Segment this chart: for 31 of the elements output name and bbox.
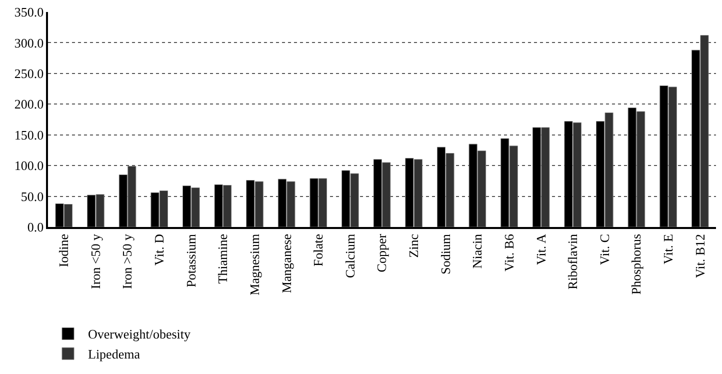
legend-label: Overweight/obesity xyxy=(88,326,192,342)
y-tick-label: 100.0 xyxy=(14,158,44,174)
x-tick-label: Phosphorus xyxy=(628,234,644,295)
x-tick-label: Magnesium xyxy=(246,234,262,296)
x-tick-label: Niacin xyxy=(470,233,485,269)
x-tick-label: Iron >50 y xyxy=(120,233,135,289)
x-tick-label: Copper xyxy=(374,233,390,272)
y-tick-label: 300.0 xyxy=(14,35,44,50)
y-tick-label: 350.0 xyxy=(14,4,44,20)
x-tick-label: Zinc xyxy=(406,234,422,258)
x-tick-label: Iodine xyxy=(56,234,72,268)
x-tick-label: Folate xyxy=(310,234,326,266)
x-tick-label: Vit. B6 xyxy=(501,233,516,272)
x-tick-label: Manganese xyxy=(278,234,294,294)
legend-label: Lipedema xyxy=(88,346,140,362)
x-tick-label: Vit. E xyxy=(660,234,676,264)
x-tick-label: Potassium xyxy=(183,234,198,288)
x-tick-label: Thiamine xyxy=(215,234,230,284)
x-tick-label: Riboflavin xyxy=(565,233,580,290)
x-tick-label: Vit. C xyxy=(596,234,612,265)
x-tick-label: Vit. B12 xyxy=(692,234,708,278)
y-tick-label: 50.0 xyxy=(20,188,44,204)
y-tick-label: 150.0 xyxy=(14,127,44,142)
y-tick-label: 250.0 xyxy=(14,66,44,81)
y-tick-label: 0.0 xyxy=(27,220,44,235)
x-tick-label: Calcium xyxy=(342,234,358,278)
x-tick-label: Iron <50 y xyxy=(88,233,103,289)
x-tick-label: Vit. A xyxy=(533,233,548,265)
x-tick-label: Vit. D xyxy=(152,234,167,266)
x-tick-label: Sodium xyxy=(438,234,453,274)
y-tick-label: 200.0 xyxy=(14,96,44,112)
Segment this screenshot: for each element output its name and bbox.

——————————

WHAT YOU SHOULD DO | Rewrite the listing above with every "x-tick-label" changed to "x-axis label" and nothing else altered. Leave the pictures out.

OUTPUT FOR THIS EXERCISE |
Segment this chart: for 31 of the elements output name and bbox.
legend-label: Overweight/obesity xyxy=(88,326,192,342)
y-tick-label: 100.0 xyxy=(14,158,44,174)
x-axis label: Phosphorus xyxy=(628,234,644,295)
x-axis label: Magnesium xyxy=(246,234,262,296)
x-axis label: Niacin xyxy=(470,233,485,269)
x-axis label: Iron >50 y xyxy=(120,233,135,289)
x-axis label: Copper xyxy=(374,233,390,272)
y-tick-label: 300.0 xyxy=(14,35,44,50)
y-tick-label: 350.0 xyxy=(14,4,44,20)
x-axis label: Zinc xyxy=(406,234,422,258)
x-axis label: Iodine xyxy=(56,234,72,268)
x-axis label: Folate xyxy=(310,234,326,266)
x-axis label: Vit. B6 xyxy=(501,233,516,272)
x-axis label: Manganese xyxy=(278,234,294,294)
legend-label: Lipedema xyxy=(88,346,140,362)
x-axis label: Vit. E xyxy=(660,234,676,264)
x-axis label: Potassium xyxy=(183,234,198,288)
x-axis label: Thiamine xyxy=(215,234,230,284)
x-axis label: Riboflavin xyxy=(565,233,580,290)
x-axis label: Vit. C xyxy=(596,234,612,265)
x-axis label: Vit. B12 xyxy=(692,234,708,278)
y-tick-label: 50.0 xyxy=(20,188,44,204)
y-tick-label: 150.0 xyxy=(14,127,44,142)
y-tick-label: 250.0 xyxy=(14,66,44,81)
y-tick-label: 0.0 xyxy=(27,220,44,235)
x-axis label: Calcium xyxy=(342,234,358,278)
x-axis label: Iron <50 y xyxy=(88,233,103,289)
x-axis label: Vit. A xyxy=(533,233,548,265)
x-axis label: Vit. D xyxy=(152,234,167,266)
x-axis label: Sodium xyxy=(438,234,453,274)
y-tick-label: 200.0 xyxy=(14,96,44,112)
Segment this screenshot: for each element output its name and bbox.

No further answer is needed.